* [GOAL OF THE EXERCISE] Could you write out all the records below again, substituting "Caption with reference numerals" for "Description with numbered items" and keeping everything else unchanged?

* [DATA EXTRACT]
★ ★ ★
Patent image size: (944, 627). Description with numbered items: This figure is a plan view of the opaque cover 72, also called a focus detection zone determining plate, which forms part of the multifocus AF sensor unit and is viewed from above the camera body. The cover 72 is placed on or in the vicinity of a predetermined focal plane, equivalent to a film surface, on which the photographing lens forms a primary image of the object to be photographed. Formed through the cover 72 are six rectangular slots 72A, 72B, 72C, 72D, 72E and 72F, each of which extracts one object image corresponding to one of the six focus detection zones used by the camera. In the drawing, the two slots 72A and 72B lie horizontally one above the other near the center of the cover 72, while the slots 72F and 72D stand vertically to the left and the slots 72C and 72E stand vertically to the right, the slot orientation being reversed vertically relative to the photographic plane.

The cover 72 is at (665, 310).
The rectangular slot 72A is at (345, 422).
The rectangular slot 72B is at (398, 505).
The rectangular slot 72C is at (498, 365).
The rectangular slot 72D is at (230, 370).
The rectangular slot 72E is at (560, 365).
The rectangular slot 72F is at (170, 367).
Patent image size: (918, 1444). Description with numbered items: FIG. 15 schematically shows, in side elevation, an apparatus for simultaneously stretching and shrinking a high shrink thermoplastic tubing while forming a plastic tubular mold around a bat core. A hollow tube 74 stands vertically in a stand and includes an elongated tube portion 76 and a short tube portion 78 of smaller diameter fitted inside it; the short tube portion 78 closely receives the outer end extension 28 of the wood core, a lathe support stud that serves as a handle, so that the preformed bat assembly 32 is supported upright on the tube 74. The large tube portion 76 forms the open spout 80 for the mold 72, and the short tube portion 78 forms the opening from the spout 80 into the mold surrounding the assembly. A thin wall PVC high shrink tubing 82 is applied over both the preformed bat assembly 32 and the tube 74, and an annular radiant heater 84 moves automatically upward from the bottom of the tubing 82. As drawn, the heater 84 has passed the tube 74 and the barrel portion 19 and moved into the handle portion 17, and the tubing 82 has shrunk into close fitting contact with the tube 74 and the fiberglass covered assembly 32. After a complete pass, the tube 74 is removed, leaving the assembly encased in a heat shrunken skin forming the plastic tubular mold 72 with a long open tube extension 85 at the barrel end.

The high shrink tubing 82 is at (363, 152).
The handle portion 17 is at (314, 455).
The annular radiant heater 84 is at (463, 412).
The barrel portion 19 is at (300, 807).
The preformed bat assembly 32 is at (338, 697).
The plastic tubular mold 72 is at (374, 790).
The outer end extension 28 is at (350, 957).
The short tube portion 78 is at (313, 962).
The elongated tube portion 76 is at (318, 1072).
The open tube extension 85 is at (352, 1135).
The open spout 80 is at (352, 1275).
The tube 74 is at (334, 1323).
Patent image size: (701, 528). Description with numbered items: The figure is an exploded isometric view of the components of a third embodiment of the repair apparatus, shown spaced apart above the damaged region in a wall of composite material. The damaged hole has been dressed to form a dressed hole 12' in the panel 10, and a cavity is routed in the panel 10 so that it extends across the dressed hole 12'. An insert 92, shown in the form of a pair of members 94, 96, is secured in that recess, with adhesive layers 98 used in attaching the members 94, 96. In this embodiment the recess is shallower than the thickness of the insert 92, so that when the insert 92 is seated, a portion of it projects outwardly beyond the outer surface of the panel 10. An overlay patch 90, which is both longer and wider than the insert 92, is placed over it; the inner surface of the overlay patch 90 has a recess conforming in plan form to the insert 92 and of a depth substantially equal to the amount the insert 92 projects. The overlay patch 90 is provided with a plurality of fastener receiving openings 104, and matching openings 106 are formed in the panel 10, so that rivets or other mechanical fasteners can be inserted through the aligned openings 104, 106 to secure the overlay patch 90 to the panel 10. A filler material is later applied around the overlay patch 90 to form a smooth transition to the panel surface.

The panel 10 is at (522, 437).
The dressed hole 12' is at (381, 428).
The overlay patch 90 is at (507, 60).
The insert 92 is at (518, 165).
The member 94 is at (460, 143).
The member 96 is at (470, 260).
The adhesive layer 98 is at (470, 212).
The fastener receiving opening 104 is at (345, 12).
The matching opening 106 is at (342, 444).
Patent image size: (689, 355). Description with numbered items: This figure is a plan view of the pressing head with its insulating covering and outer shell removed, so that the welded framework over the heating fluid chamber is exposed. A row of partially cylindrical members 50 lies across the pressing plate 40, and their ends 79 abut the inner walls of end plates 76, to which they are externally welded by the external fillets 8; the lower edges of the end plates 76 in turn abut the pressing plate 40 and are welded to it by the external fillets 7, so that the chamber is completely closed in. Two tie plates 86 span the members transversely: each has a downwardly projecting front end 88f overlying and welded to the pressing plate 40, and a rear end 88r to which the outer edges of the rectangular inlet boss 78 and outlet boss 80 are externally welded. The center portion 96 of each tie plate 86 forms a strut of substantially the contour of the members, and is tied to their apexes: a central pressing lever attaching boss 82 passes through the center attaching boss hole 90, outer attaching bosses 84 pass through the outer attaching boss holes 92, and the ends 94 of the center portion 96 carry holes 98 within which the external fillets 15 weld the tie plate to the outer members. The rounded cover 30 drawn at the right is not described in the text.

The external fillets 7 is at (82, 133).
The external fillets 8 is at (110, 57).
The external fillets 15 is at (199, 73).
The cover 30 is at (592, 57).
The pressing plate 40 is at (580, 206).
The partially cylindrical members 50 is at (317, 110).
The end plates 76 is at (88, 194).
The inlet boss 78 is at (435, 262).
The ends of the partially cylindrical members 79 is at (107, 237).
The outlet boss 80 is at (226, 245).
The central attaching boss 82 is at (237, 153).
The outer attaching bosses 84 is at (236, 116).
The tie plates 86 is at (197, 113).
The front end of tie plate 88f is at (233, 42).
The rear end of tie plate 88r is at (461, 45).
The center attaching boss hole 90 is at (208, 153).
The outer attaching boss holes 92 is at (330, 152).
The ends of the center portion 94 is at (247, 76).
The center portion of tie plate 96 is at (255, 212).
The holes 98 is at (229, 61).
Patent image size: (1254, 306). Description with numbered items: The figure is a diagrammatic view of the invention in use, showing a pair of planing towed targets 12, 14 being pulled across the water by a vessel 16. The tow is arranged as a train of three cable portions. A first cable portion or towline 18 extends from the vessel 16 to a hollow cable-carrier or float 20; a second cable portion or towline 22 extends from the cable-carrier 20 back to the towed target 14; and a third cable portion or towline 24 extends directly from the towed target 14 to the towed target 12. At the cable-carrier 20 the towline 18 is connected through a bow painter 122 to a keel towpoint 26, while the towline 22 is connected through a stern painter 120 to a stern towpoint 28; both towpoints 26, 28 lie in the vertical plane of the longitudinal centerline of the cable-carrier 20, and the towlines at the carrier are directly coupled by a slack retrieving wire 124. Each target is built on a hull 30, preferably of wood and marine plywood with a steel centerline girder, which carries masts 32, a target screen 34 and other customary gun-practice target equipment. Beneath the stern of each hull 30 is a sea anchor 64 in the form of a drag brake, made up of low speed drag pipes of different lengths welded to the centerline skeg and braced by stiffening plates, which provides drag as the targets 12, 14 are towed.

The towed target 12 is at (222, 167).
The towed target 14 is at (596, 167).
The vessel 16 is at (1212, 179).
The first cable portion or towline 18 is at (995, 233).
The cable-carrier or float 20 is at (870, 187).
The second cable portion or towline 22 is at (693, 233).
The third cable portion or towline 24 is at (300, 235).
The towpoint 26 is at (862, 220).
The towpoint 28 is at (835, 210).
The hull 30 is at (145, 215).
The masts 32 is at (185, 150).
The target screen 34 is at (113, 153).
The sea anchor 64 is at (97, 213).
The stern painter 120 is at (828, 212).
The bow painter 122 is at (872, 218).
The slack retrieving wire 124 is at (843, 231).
★ ★ ★
* [OUTPUT OF THE TASK]
Patent image size: (944, 627). Caption with reference numerals: This figure is a plan view of the opaque cover 72, also called a focus detection zone determining plate, which forms part of the multifocus AF sensor unit and is viewed from above the camera body. The cover 72 is placed on or in the vicinity of a predetermined focal plane, equivalent to a film surface, on which the photographing lens forms a primary image of the object to be photographed. Formed through the cover 72 are six rectangular slots 72A, 72B, 72C, 72D, 72E and 72F, each of which extracts one object image corresponding to one of the six focus detection zones used by the camera. In the drawing, the two slots 72A and 72B lie horizontally one above the other near the center of the cover 72, while the slots 72F and 72D stand vertically to the left and the slots 72C and 72E stand vertically to the right, the slot orientation being reversed vertically relative to the photographic plane.

The cover 72 is at (665, 310).
The rectangular slot 72A is at (345, 422).
The rectangular slot 72B is at (398, 505).
The rectangular slot 72C is at (498, 365).
The rectangular slot 72D is at (230, 370).
The rectangular slot 72E is at (560, 365).
The rectangular slot 72F is at (170, 367).
Patent image size: (918, 1444). Caption with reference numerals: FIG. 15 schematically shows, in side elevation, an apparatus for simultaneously stretching and shrinking a high shrink thermoplastic tubing while forming a plastic tubular mold around a bat core. A hollow tube 74 stands vertically in a stand and includes an elongated tube portion 76 and a short tube portion 78 of smaller diameter fitted inside it; the short tube portion 78 closely receives the outer end extension 28 of the wood core, a lathe support stud that serves as a handle, so that the preformed bat assembly 32 is supported upright on the tube 74. The large tube portion 76 forms the open spout 80 for the mold 72, and the short tube portion 78 forms the opening from the spout 80 into the mold surrounding the assembly. A thin wall PVC high shrink tubing 82 is applied over both the preformed bat assembly 32 and the tube 74, and an annular radiant heater 84 moves automatically upward from the bottom of the tubing 82. As drawn, the heater 84 has passed the tube 74 and the barrel portion 19 and moved into the handle portion 17, and the tubing 82 has shrunk into close fitting contact with the tube 74 and the fiberglass covered assembly 32. After a complete pass, the tube 74 is removed, leaving the assembly encased in a heat shrunken skin forming the plastic tubular mold 72 with a long open tube extension 85 at the barrel end.

The high shrink tubing 82 is at (363, 152).
The handle portion 17 is at (314, 455).
The annular radiant heater 84 is at (463, 412).
The barrel portion 19 is at (300, 807).
The preformed bat assembly 32 is at (338, 697).
The plastic tubular mold 72 is at (374, 790).
The outer end extension 28 is at (350, 957).
The short tube portion 78 is at (313, 962).
The elongated tube portion 76 is at (318, 1072).
The open tube extension 85 is at (352, 1135).
The open spout 80 is at (352, 1275).
The tube 74 is at (334, 1323).
Patent image size: (701, 528). Caption with reference numerals: The figure is an exploded isometric view of the components of a third embodiment of the repair apparatus, shown spaced apart above the damaged region in a wall of composite material. The damaged hole has been dressed to form a dressed hole 12' in the panel 10, and a cavity is routed in the panel 10 so that it extends across the dressed hole 12'. An insert 92, shown in the form of a pair of members 94, 96, is secured in that recess, with adhesive layers 98 used in attaching the members 94, 96. In this embodiment the recess is shallower than the thickness of the insert 92, so that when the insert 92 is seated, a portion of it projects outwardly beyond the outer surface of the panel 10. An overlay patch 90, which is both longer and wider than the insert 92, is placed over it; the inner surface of the overlay patch 90 has a recess conforming in plan form to the insert 92 and of a depth substantially equal to the amount the insert 92 projects. The overlay patch 90 is provided with a plurality of fastener receiving openings 104, and matching openings 106 are formed in the panel 10, so that rivets or other mechanical fasteners can be inserted through the aligned openings 104, 106 to secure the overlay patch 90 to the panel 10. A filler material is later applied around the overlay patch 90 to form a smooth transition to the panel surface.

The panel 10 is at (522, 437).
The dressed hole 12' is at (381, 428).
The overlay patch 90 is at (507, 60).
The insert 92 is at (518, 165).
The member 94 is at (460, 143).
The member 96 is at (470, 260).
The adhesive layer 98 is at (470, 212).
The fastener receiving opening 104 is at (345, 12).
The matching opening 106 is at (342, 444).
Patent image size: (689, 355). Caption with reference numerals: This figure is a plan view of the pressing head with its insulating covering and outer shell removed, so that the welded framework over the heating fluid chamber is exposed. A row of partially cylindrical members 50 lies across the pressing plate 40, and their ends 79 abut the inner walls of end plates 76, to which they are externally welded by the external fillets 8; the lower edges of the end plates 76 in turn abut the pressing plate 40 and are welded to it by the external fillets 7, so that the chamber is completely closed in. Two tie plates 86 span the members transversely: each has a downwardly projecting front end 88f overlying and welded to the pressing plate 40, and a rear end 88r to which the outer edges of the rectangular inlet boss 78 and outlet boss 80 are externally welded. The center portion 96 of each tie plate 86 forms a strut of substantially the contour of the members, and is tied to their apexes: a central pressing lever attaching boss 82 passes through the center attaching boss hole 90, outer attaching bosses 84 pass through the outer attaching boss holes 92, and the ends 94 of the center portion 96 carry holes 98 within which the external fillets 15 weld the tie plate to the outer members. The rounded cover 30 drawn at the right is not described in the text.

The external fillets 7 is at (82, 133).
The external fillets 8 is at (110, 57).
The external fillets 15 is at (199, 73).
The cover 30 is at (592, 57).
The pressing plate 40 is at (580, 206).
The partially cylindrical members 50 is at (317, 110).
The end plates 76 is at (88, 194).
The inlet boss 78 is at (435, 262).
The ends of the partially cylindrical members 79 is at (107, 237).
The outlet boss 80 is at (226, 245).
The central attaching boss 82 is at (237, 153).
The outer attaching bosses 84 is at (236, 116).
The tie plates 86 is at (197, 113).
The front end of tie plate 88f is at (233, 42).
The rear end of tie plate 88r is at (461, 45).
The center attaching boss hole 90 is at (208, 153).
The outer attaching boss holes 92 is at (330, 152).
The ends of the center portion 94 is at (247, 76).
The center portion of tie plate 96 is at (255, 212).
The holes 98 is at (229, 61).
Patent image size: (1254, 306). Caption with reference numerals: The figure is a diagrammatic view of the invention in use, showing a pair of planing towed targets 12, 14 being pulled across the water by a vessel 16. The tow is arranged as a train of three cable portions. A first cable portion or towline 18 extends from the vessel 16 to a hollow cable-carrier or float 20; a second cable portion or towline 22 extends from the cable-carrier 20 back to the towed target 14; and a third cable portion or towline 24 extends directly from the towed target 14 to the towed target 12. At the cable-carrier 20 the towline 18 is connected through a bow painter 122 to a keel towpoint 26, while the towline 22 is connected through a stern painter 120 to a stern towpoint 28; both towpoints 26, 28 lie in the vertical plane of the longitudinal centerline of the cable-carrier 20, and the towlines at the carrier are directly coupled by a slack retrieving wire 124. Each target is built on a hull 30, preferably of wood and marine plywood with a steel centerline girder, which carries masts 32, a target screen 34 and other customary gun-practice target equipment. Beneath the stern of each hull 30 is a sea anchor 64 in the form of a drag brake, made up of low speed drag pipes of different lengths welded to the centerline skeg and braced by stiffening plates, which provides drag as the targets 12, 14 are towed.

The towed target 12 is at (222, 167).
The towed target 14 is at (596, 167).
The vessel 16 is at (1212, 179).
The first cable portion or towline 18 is at (995, 233).
The cable-carrier or float 20 is at (870, 187).
The second cable portion or towline 22 is at (693, 233).
The third cable portion or towline 24 is at (300, 235).
The towpoint 26 is at (862, 220).
The towpoint 28 is at (835, 210).
The hull 30 is at (145, 215).
The masts 32 is at (185, 150).
The target screen 34 is at (113, 153).
The sea anchor 64 is at (97, 213).
The stern painter 120 is at (828, 212).
The bow painter 122 is at (872, 218).
The slack retrieving wire 124 is at (843, 231).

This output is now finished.